> [Work to do]
Search the material for the string "rotate", then return every line where it is found.

> [Records provided]

-- start --

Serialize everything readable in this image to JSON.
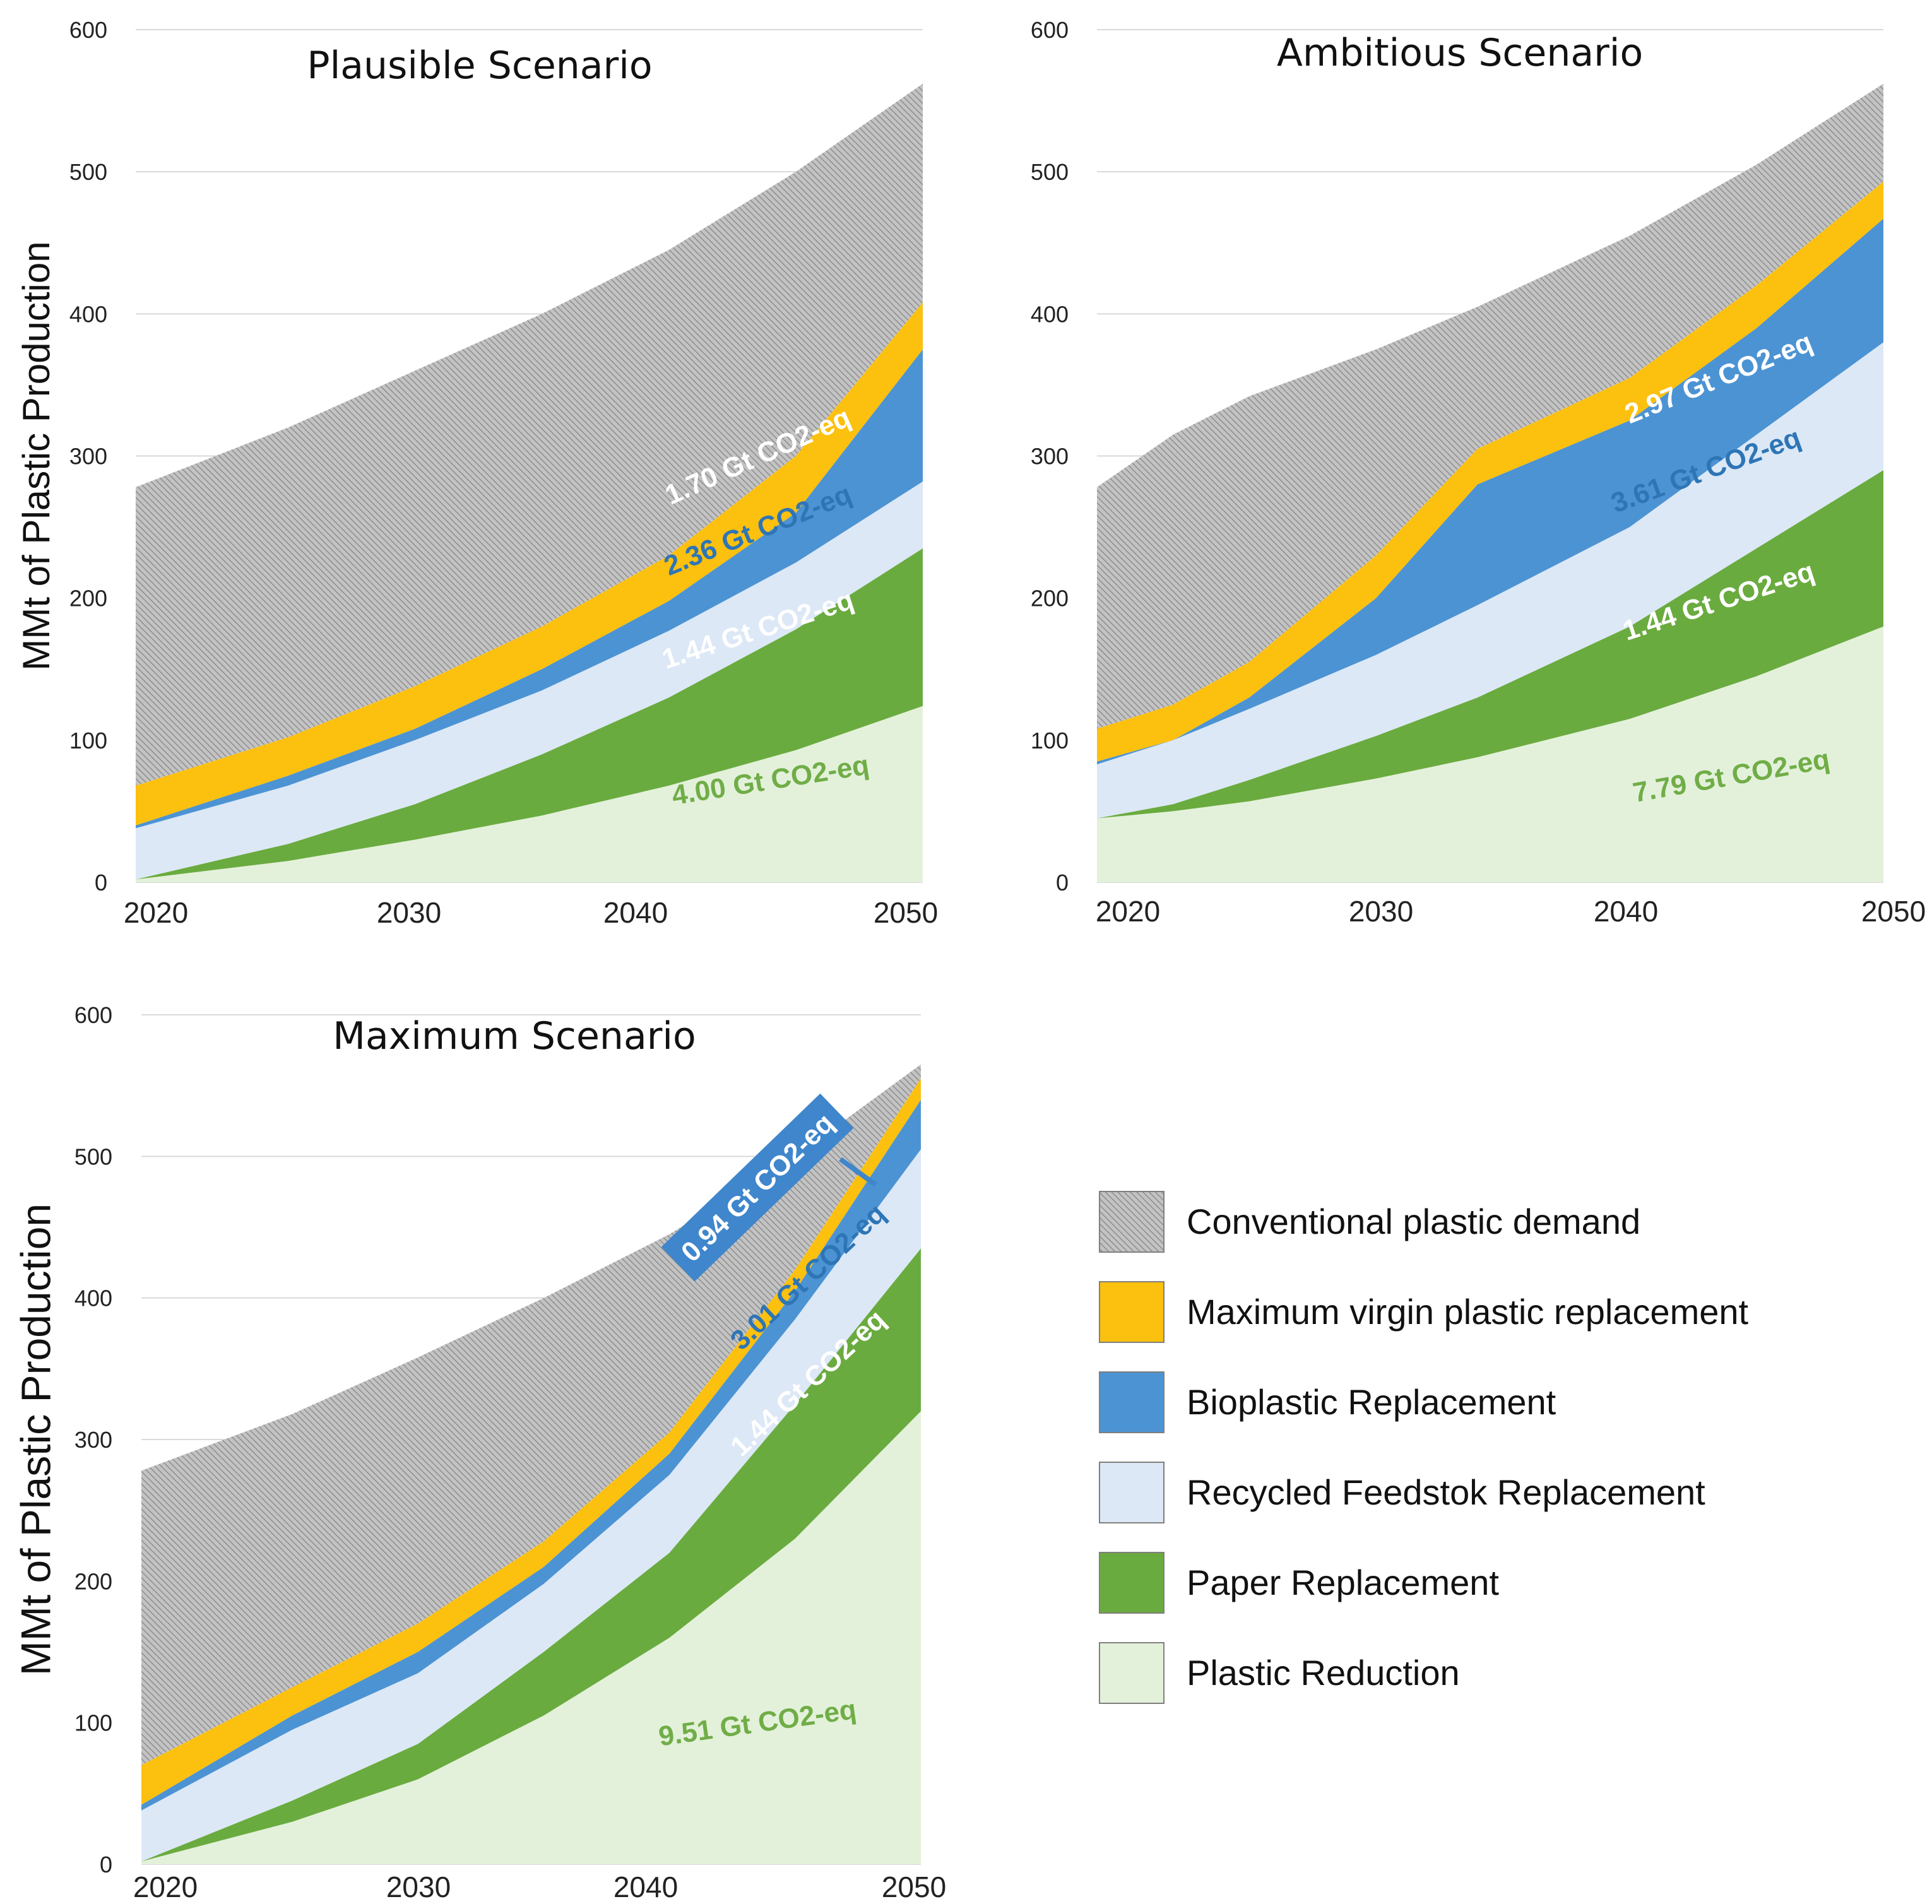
{
  "colors": {
    "conventional": "#b9b9b9",
    "hatch_line": "#8a8a8a",
    "virgin": "#fcc00f",
    "bioplastic": "#4c93d3",
    "recycled": "#dce8f6",
    "paper": "#6aab3f",
    "reduction": "#e3f1da",
    "label_blue": "#2e75b6",
    "label_blue_box": "#3f86cc",
    "label_green": "#70ad47",
    "label_white": "#ffffff",
    "grid": "#d9d9d9"
  },
  "legend": {
    "items": [
      {
        "key": "conventional",
        "label": "Conventional plastic demand"
      },
      {
        "key": "virgin",
        "label": "Maximum virgin plastic replacement"
      },
      {
        "key": "bioplastic",
        "label": "Bioplastic Replacement"
      },
      {
        "key": "recycled",
        "label": "Recycled Feedstok Replacement"
      },
      {
        "key": "paper",
        "label": "Paper Replacement"
      },
      {
        "key": "reduction",
        "label": "Plastic Reduction"
      }
    ]
  },
  "chart_data": [
    {
      "type": "area",
      "id": "plausible",
      "title": "Plausible Scenario",
      "ylabel": "MMt of Plastic Production",
      "xlabel": "",
      "xlim": [
        2019,
        2050
      ],
      "ylim": [
        0,
        600
      ],
      "yticks": [
        0,
        100,
        200,
        300,
        400,
        500,
        600
      ],
      "xticks": [
        2020,
        2030,
        2040,
        2050
      ],
      "x": [
        2019,
        2025,
        2030,
        2035,
        2040,
        2045,
        2050
      ],
      "series": [
        {
          "name": "Plastic Reduction",
          "key": "reduction",
          "cumulative": [
            2,
            15,
            30,
            47,
            68,
            93,
            124
          ]
        },
        {
          "name": "Paper Replacement",
          "key": "paper",
          "cumulative": [
            2,
            27,
            55,
            90,
            130,
            178,
            235
          ]
        },
        {
          "name": "Recycled Feedstok Replacement",
          "key": "recycled",
          "cumulative": [
            38,
            68,
            100,
            135,
            177,
            225,
            282
          ]
        },
        {
          "name": "Bioplastic Replacement",
          "key": "bioplastic",
          "cumulative": [
            40,
            75,
            108,
            150,
            198,
            260,
            375
          ]
        },
        {
          "name": "Maximum virgin plastic replacement",
          "key": "virgin",
          "cumulative": [
            68,
            102,
            138,
            180,
            230,
            300,
            408
          ]
        },
        {
          "name": "Conventional plastic demand",
          "key": "conventional",
          "cumulative": [
            278,
            320,
            360,
            400,
            445,
            500,
            562
          ]
        }
      ],
      "annotations": [
        {
          "text": "1.70 Gt CO2-eq",
          "x": 2043.5,
          "y": 300,
          "rotate": -24,
          "style": "white"
        },
        {
          "text": "2.36 Gt CO2-eq",
          "x": 2043.5,
          "y": 248,
          "rotate": -22,
          "style": "blue"
        },
        {
          "text": "1.44 Gt CO2-eq",
          "x": 2043.5,
          "y": 178,
          "rotate": -18,
          "style": "white"
        },
        {
          "text": "4.00 Gt CO2-eq",
          "x": 2044,
          "y": 72,
          "rotate": -9,
          "style": "green"
        }
      ]
    },
    {
      "type": "area",
      "id": "ambitious",
      "title": "Ambitious Scenario",
      "ylabel": "",
      "xlabel": "",
      "xlim": [
        2019,
        2050
      ],
      "ylim": [
        0,
        600
      ],
      "yticks": [
        0,
        100,
        200,
        300,
        400,
        500,
        600
      ],
      "xticks": [
        2020,
        2030,
        2040,
        2050
      ],
      "x": [
        2019,
        2022,
        2025,
        2030,
        2034,
        2040,
        2045,
        2050
      ],
      "series": [
        {
          "name": "Plastic Reduction",
          "key": "reduction",
          "cumulative": [
            45,
            50,
            57,
            73,
            88,
            115,
            145,
            180
          ]
        },
        {
          "name": "Paper Replacement",
          "key": "paper",
          "cumulative": [
            45,
            55,
            72,
            103,
            130,
            180,
            235,
            290
          ]
        },
        {
          "name": "Recycled Feedstok Replacement",
          "key": "recycled",
          "cumulative": [
            83,
            100,
            122,
            160,
            195,
            250,
            315,
            380
          ]
        },
        {
          "name": "Bioplastic Replacement",
          "key": "bioplastic",
          "cumulative": [
            85,
            100,
            130,
            200,
            280,
            325,
            390,
            467
          ]
        },
        {
          "name": "Maximum virgin plastic replacement",
          "key": "virgin",
          "cumulative": [
            108,
            125,
            155,
            230,
            305,
            355,
            420,
            493
          ]
        },
        {
          "name": "Conventional plastic demand",
          "key": "conventional",
          "cumulative": [
            278,
            315,
            342,
            375,
            405,
            455,
            505,
            562
          ]
        }
      ],
      "annotations": [
        {
          "text": "2.97 Gt CO2-eq",
          "x": 2043.5,
          "y": 355,
          "rotate": -22,
          "style": "white"
        },
        {
          "text": "3.61 Gt CO2-eq",
          "x": 2043,
          "y": 290,
          "rotate": -20,
          "style": "blue"
        },
        {
          "text": "1.44 Gt CO2-eq",
          "x": 2043.5,
          "y": 198,
          "rotate": -18,
          "style": "white"
        },
        {
          "text": "7.79 Gt CO2-eq",
          "x": 2044,
          "y": 75,
          "rotate": -10,
          "style": "green"
        }
      ]
    },
    {
      "type": "area",
      "id": "maximum",
      "title": "Maximum Scenario",
      "ylabel": "MMt of Plastic Production",
      "xlabel": "",
      "xlim": [
        2019,
        2050
      ],
      "ylim": [
        0,
        600
      ],
      "yticks": [
        0,
        100,
        200,
        300,
        400,
        500,
        600
      ],
      "xticks": [
        2020,
        2030,
        2040,
        2050
      ],
      "x": [
        2019,
        2025,
        2030,
        2035,
        2040,
        2045,
        2050
      ],
      "series": [
        {
          "name": "Plastic Reduction",
          "key": "reduction",
          "cumulative": [
            2,
            30,
            60,
            105,
            160,
            230,
            320
          ]
        },
        {
          "name": "Paper Replacement",
          "key": "paper",
          "cumulative": [
            2,
            45,
            85,
            150,
            220,
            325,
            435
          ]
        },
        {
          "name": "Recycled Feedstok Replacement",
          "key": "recycled",
          "cumulative": [
            38,
            95,
            135,
            198,
            275,
            385,
            505
          ]
        },
        {
          "name": "Bioplastic Replacement",
          "key": "bioplastic",
          "cumulative": [
            42,
            105,
            150,
            210,
            290,
            405,
            540
          ]
        },
        {
          "name": "Maximum virgin plastic replacement",
          "key": "virgin",
          "cumulative": [
            70,
            125,
            170,
            228,
            305,
            420,
            555
          ]
        },
        {
          "name": "Conventional plastic demand",
          "key": "conventional",
          "cumulative": [
            278,
            318,
            358,
            400,
            445,
            500,
            565
          ]
        }
      ],
      "annotations": [
        {
          "text": "0.94 Gt CO2-eq",
          "x": 2043.5,
          "y": 478,
          "rotate": -44,
          "style": "boxed"
        },
        {
          "text": "3.01 Gt CO2-eq",
          "x": 2045.5,
          "y": 415,
          "rotate": -43,
          "style": "blue"
        },
        {
          "text": "1.44 Gt CO2-eq",
          "x": 2045.5,
          "y": 340,
          "rotate": -43,
          "style": "white"
        },
        {
          "text": "9.51 Gt CO2-eq",
          "x": 2043.5,
          "y": 100,
          "rotate": -8,
          "style": "green"
        }
      ]
    }
  ]
}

-- end --

> [The result]
          "rotate": -24,
          "rotate": -22,
          "rotate": -18,
          "rotate": -9,
          "rotate": -22,
          "rotate": -20,
          "rotate": -18,
          "rotate": -10,
          "rotate": -44,
          "rotate": -43,
          "rotate": -43,
          "rotate": -8,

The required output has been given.